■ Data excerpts
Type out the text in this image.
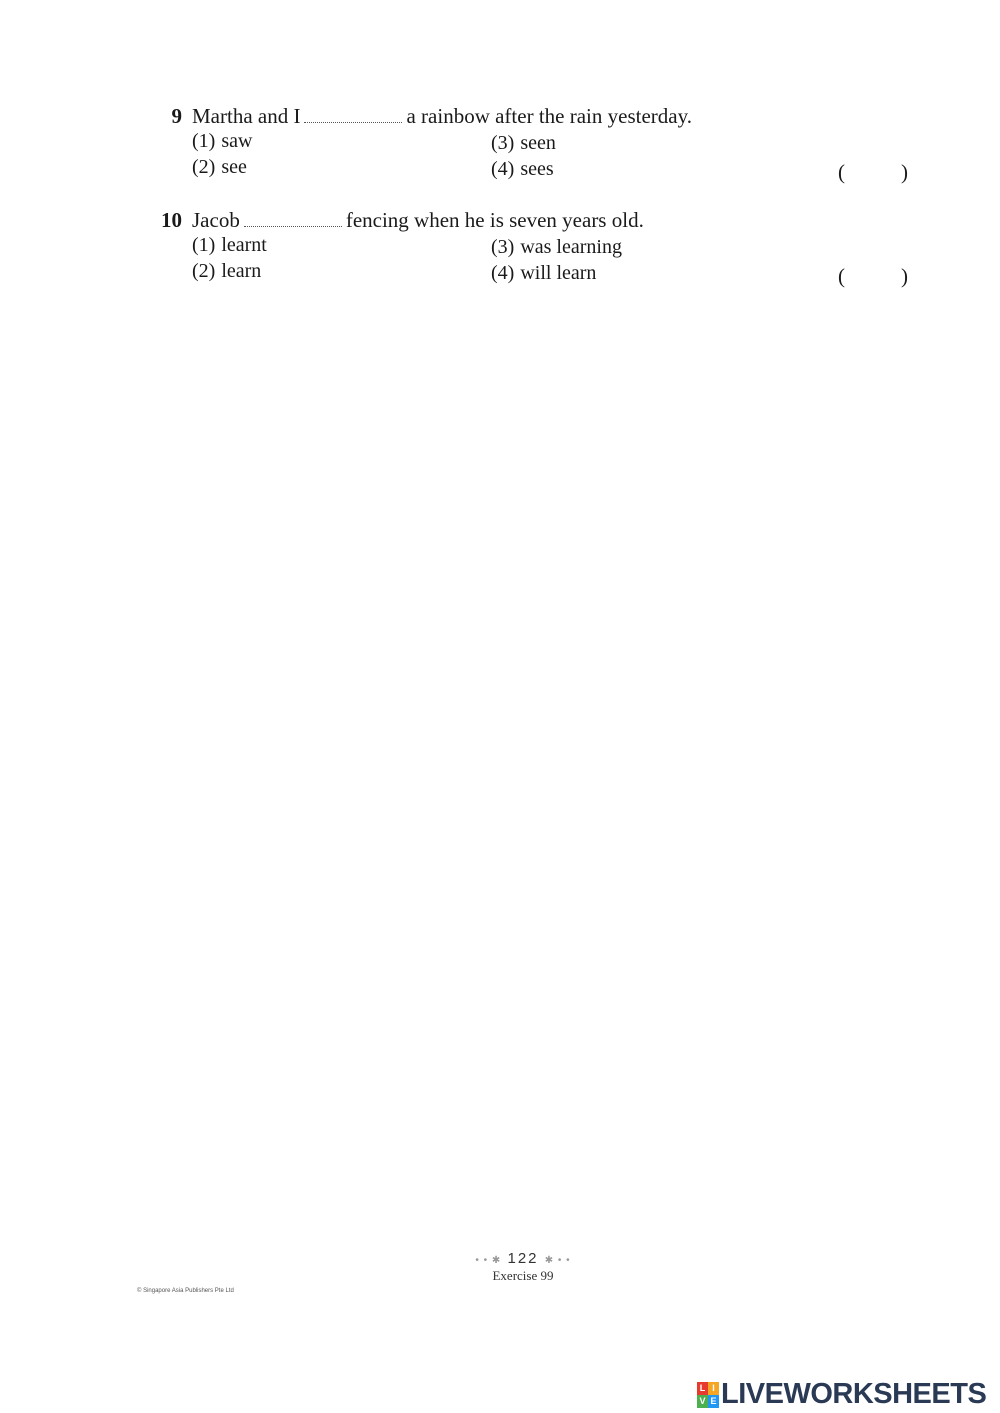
9 Martha and I	a rainbow after the rain yesterday.
(1) saw
(2) see
(3) seen
(4) sees	(	)
10 Jacob	fencing when he is seven years old.
(1) learnt
(2) learn
(3) was learning
(4) will learn	(	)
• • ✱ 122 ✱ • •
Exercise 99
© Singapore Asia Publishers Pte Ltd
L I
V E LIVEWORKSHEETS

■ DIRECTIVE
Write out all the entries exactly, except for the pictures.

■ OUTPUT OF THE TASK
Type out the text in this image.
9 Martha and I	a rainbow after the rain yesterday.
(1) saw
(2) see
(3) seen
(4) sees	(	)
10 Jacob	fencing when he is seven years old.
(1) learnt
(2) learn
(3) was learning
(4) will learn	(	)
• • ✱ 122 ✱ • •
Exercise 99
© Singapore Asia Publishers Pte Ltd
L I
V E LIVEWORKSHEETS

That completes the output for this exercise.